En el año 2000, la Academia de la Historia levantó ronchas cuando publicó un estudio en el que acusaba a las ikastolas de fomentar «el racismo y la exclusión de los lazos comunes». El informe, que se hizo analizando los libros de texto en las distintas comunidades autónomas, adolecía de una falta de rigor científico, según denunciaron algunos historiadores progresistas, que dicen no sentirse representados con la actual composición de la entidad.
La Unión Europea apuesta por conceder un mayor papel a las academias, aunque reforzando su vocación investigadora, lo que ya ocurre en Alemania. «Bruselas nos está pidiendo que entremos en esa dinámica, lo cual revitalizaría nuestra labor. De hecho, la nuestra, la de Bellas Artes, ha emprendido cuatro proyectos de este tipo, entre ellos un vocabulario de términos artísticos y la reconstrucción de los conventos de Atocha y de la Trinidad Calzada», dice Fernando de Terán, su director.

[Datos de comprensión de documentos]
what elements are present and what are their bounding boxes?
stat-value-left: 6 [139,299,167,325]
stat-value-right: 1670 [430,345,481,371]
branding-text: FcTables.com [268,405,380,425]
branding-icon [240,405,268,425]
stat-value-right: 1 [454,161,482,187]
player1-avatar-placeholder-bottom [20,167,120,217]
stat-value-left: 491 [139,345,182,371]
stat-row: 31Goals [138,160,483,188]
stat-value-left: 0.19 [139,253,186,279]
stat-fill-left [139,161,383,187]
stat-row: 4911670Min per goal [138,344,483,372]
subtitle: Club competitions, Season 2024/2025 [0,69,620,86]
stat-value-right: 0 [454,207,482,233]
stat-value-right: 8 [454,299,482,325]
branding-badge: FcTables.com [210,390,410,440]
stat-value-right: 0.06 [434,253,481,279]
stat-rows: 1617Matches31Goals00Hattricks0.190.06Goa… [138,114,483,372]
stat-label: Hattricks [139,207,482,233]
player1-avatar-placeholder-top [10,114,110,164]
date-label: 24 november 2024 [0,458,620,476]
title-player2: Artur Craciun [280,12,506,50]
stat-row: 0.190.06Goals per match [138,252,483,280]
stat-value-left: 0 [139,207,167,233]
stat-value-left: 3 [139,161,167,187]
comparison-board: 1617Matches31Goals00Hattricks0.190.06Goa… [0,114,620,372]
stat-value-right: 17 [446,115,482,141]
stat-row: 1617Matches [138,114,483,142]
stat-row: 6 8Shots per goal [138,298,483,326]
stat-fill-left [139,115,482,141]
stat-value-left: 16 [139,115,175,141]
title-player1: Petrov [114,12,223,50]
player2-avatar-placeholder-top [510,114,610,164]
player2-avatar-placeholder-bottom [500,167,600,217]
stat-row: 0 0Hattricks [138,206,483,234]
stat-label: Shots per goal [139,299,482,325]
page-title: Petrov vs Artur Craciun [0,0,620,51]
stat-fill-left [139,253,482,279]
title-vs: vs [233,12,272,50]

**OBJETIVO DEL EJERCICIO:**
¿Puedes transcribir sin cambios el pasaje del extracto sobre las academias que comienza con las palabras que contienen "En el año 2000, la" y termina con "de la entidad."?

**RESPUESTA DEL EJERCICIO:**
En el año 2000, la Academia de la Historia levantó ronchas cuando publicó un estudio en el que acusaba a las ikastolas de fomentar «el racismo y la exclusión de los lazos comunes». El informe, que se hizo analizando los libros de texto en las distintas comunidades autónomas, adolecía de una falta de rigor científico, según denunciaron algunos historiadores progresistas, que dicen no sentirse representados con la actual composición de la entidad.